» EXERCISE: Print the passage below on EGFR-pathway polymorphisms in colorectal cancer in full, without changing a word.

--- DOCUMENT SEGMENT Enclosed Below ---

In the epidermal growth factor receptor (EGFR) pathway, polymorphisms in EGFR and its ligand EGF have been studied as biomarkers for anti-EGFR treatment. However, the potential pharmacogenetic role of other EGFR ligands such as amphiregulin (AREG) and epiregulin (EREG) has not been elucidated. We studied 74 KRAS and BRAF wild-type metastatic colorectal cancer patients treated with anti-EGFR plus irinotecan. Twenty-two genetic variants in EGFR, EGF, AREG and EREG genes were selected using HapMap database and literature resources. Three tagging single-nucleotide polymorphisms in the AREG gene region (rs11942466 C>A, rs13104811 A>G, and rs9996584 C>T) predicted disease control in the multivariate analyses. AREG rs11942466 C>A and rs9996584 C>T were also associated with overall survival (OS). The functional polymorphism, EGFR rs712829 G>T, was associated with progression-free and OS. Our findings support that intergenic polymorphisms in the AREG gene region might help to identify colorectal cancer patients that will benefit from irinotecan plus anti-EGFR therapy. © 2014 Macmillan Publishers Limited.

--- End of Enclosed DOCUMENT SEGMENT ---
--- DATA SECTION Enclosed Below ---

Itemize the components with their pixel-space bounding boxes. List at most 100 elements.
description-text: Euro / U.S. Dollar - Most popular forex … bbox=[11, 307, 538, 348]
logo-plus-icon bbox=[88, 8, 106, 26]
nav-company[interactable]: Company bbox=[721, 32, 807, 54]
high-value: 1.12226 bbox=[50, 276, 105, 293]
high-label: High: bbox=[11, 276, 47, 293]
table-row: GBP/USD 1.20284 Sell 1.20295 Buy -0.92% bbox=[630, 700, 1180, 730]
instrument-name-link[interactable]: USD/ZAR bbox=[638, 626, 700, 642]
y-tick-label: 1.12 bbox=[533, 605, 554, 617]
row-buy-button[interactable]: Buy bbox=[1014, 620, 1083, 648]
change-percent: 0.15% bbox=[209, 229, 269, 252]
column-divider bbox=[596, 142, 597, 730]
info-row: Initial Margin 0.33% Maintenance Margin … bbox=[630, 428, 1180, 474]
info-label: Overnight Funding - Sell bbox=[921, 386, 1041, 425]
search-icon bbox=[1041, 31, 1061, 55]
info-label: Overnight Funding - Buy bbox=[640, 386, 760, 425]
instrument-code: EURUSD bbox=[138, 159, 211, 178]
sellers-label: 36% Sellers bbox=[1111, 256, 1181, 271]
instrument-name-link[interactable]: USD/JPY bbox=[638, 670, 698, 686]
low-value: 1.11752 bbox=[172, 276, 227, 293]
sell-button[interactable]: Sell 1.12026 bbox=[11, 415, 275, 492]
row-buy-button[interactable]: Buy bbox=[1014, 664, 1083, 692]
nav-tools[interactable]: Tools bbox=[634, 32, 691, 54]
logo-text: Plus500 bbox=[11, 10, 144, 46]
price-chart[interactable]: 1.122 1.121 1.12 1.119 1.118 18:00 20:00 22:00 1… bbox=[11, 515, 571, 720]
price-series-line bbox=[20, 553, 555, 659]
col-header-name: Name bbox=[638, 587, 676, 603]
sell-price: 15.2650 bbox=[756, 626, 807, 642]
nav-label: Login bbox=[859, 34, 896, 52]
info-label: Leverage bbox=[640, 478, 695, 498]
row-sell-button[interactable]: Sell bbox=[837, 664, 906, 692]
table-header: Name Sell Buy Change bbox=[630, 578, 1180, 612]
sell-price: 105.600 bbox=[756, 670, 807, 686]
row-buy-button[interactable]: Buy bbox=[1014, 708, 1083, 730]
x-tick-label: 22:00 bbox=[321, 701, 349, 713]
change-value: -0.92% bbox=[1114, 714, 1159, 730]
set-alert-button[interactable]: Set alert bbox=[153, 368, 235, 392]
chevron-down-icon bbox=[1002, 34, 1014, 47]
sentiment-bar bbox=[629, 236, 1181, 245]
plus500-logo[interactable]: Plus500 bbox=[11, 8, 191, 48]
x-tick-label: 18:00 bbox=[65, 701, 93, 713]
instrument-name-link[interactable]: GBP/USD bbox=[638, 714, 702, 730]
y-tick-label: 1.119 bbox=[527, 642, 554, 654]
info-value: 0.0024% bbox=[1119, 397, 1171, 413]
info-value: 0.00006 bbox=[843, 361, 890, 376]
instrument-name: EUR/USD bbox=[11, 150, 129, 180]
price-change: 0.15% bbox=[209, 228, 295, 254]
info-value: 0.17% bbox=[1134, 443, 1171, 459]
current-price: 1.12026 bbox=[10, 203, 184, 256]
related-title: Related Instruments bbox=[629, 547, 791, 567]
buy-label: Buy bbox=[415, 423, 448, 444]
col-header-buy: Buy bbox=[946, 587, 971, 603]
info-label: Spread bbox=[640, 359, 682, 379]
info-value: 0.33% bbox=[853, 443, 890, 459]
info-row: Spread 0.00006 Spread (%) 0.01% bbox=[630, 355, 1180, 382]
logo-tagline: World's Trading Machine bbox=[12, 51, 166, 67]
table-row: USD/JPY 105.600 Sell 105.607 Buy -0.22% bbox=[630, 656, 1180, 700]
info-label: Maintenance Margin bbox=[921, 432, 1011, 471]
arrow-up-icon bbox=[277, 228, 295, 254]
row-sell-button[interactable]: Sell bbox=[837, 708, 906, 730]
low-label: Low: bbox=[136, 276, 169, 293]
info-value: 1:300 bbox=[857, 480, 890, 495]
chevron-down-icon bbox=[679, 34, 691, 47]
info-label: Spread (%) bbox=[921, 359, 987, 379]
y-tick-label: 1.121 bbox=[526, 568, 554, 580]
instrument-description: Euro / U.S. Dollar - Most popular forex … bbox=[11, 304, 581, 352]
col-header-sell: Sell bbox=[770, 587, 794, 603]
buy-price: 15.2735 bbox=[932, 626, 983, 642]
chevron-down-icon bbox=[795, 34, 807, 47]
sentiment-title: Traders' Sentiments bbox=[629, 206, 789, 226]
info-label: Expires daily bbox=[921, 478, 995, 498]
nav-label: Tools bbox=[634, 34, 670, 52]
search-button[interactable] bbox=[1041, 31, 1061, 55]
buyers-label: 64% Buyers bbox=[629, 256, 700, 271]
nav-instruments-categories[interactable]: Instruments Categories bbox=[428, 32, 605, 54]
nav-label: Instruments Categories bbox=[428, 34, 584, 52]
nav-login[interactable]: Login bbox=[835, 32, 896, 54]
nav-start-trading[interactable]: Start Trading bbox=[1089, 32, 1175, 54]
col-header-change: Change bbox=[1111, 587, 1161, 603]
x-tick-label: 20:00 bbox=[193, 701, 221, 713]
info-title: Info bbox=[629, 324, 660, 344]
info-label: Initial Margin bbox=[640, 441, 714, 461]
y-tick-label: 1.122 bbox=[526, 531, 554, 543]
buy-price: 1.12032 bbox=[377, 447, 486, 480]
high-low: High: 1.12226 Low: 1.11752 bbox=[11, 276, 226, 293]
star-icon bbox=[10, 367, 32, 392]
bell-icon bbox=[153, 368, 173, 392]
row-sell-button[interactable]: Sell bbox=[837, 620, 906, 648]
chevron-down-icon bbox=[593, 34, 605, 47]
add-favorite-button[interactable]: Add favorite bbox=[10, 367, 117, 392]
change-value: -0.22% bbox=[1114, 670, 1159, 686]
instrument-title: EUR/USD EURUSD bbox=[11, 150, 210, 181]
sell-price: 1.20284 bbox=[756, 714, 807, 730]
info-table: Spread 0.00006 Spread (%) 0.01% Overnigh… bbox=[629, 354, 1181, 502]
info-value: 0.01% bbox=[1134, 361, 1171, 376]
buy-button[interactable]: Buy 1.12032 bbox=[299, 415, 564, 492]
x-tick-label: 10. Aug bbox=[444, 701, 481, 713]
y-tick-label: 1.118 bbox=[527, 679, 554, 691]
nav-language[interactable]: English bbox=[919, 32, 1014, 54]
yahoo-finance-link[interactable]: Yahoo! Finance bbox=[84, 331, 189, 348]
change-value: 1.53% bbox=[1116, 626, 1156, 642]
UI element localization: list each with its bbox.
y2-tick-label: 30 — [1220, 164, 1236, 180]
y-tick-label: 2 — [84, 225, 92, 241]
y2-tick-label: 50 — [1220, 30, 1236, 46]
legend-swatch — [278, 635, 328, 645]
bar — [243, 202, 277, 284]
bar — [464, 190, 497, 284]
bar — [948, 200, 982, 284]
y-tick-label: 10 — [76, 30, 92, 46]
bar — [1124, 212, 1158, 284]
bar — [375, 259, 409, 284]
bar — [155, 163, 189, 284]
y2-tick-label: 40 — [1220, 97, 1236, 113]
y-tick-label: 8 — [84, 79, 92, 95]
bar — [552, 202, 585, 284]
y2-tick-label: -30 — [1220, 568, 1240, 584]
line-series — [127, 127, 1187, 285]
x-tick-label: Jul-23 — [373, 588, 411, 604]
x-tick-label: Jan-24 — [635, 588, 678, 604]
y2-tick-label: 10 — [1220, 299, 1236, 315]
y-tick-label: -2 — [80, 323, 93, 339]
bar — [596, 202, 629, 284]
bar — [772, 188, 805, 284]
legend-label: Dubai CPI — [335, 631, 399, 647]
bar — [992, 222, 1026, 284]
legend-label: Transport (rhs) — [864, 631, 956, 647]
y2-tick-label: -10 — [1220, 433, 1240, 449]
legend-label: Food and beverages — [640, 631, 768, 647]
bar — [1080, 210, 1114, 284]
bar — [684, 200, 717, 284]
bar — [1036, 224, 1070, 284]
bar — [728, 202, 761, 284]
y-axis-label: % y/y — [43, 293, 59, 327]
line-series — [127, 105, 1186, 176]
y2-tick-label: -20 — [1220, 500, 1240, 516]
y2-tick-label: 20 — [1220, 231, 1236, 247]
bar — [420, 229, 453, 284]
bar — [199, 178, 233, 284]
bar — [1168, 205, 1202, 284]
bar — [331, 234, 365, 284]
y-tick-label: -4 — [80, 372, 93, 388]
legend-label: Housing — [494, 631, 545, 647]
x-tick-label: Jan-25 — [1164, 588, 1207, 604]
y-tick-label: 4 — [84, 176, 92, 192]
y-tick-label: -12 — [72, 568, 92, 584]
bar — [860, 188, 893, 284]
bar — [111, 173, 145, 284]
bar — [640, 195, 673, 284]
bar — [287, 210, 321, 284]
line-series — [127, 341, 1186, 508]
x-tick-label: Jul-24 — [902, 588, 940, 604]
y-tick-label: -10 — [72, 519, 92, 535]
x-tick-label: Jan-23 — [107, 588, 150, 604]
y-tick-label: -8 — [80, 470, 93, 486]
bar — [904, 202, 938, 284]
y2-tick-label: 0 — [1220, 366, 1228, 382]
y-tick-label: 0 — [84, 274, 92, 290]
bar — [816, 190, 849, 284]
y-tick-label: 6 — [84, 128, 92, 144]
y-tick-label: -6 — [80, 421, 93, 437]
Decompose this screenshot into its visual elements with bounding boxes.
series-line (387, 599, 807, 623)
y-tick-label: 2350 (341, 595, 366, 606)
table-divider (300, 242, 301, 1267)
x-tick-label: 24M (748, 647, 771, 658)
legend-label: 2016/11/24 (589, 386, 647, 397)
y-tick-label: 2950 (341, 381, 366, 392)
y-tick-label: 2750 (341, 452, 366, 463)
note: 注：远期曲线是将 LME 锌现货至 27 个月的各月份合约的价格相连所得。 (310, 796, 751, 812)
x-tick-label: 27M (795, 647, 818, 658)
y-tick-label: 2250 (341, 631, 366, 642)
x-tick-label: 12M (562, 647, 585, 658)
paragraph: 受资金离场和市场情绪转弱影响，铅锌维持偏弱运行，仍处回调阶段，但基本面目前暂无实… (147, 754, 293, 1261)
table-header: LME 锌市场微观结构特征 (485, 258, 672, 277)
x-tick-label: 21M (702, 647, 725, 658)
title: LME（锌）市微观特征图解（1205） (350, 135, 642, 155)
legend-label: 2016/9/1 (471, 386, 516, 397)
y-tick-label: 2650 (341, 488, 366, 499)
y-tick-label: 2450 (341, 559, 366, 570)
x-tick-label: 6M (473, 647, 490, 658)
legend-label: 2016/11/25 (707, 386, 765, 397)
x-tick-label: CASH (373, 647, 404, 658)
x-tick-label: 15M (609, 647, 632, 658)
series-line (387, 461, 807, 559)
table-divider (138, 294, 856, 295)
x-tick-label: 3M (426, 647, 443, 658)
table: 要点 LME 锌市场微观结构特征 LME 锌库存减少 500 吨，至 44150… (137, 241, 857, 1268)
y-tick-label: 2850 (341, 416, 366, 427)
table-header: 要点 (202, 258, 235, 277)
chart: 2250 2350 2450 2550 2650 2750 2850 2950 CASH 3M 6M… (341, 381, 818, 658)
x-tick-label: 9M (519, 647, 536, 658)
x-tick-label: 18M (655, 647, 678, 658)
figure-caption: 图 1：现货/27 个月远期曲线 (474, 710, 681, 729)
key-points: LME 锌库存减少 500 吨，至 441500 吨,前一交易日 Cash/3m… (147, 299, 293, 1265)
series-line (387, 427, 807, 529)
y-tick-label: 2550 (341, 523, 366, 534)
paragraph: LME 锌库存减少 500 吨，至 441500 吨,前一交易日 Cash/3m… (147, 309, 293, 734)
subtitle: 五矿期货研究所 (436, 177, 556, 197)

--- End of Enclosed DATA SECTION ---

» ANSWER SPACE:
In the epidermal growth factor receptor (EGFR) pathway, polymorphisms in EGFR and its ligand EGF have been studied as biomarkers for anti-EGFR treatment. However, the potential pharmacogenetic role of other EGFR ligands such as amphiregulin (AREG) and epiregulin (EREG) has not been elucidated. We studied 74 KRAS and BRAF wild-type metastatic colorectal cancer patients treated with anti-EGFR plus irinotecan. Twenty-two genetic variants in EGFR, EGF, AREG and EREG genes were selected using HapMap database and literature resources. Three tagging single-nucleotide polymorphisms in the AREG gene region (rs11942466 C>A, rs13104811 A>G, and rs9996584 C>T) predicted disease control in the multivariate analyses. AREG rs11942466 C>A and rs9996584 C>T were also associated with overall survival (OS). The functional polymorphism, EGFR rs712829 G>T, was associated with progression-free and OS. Our findings support that intergenic polymorphisms in the AREG gene region might help to identify colorectal cancer patients that will benefit from irinotecan plus anti-EGFR therapy. © 2014 Macmillan Publishers Limited.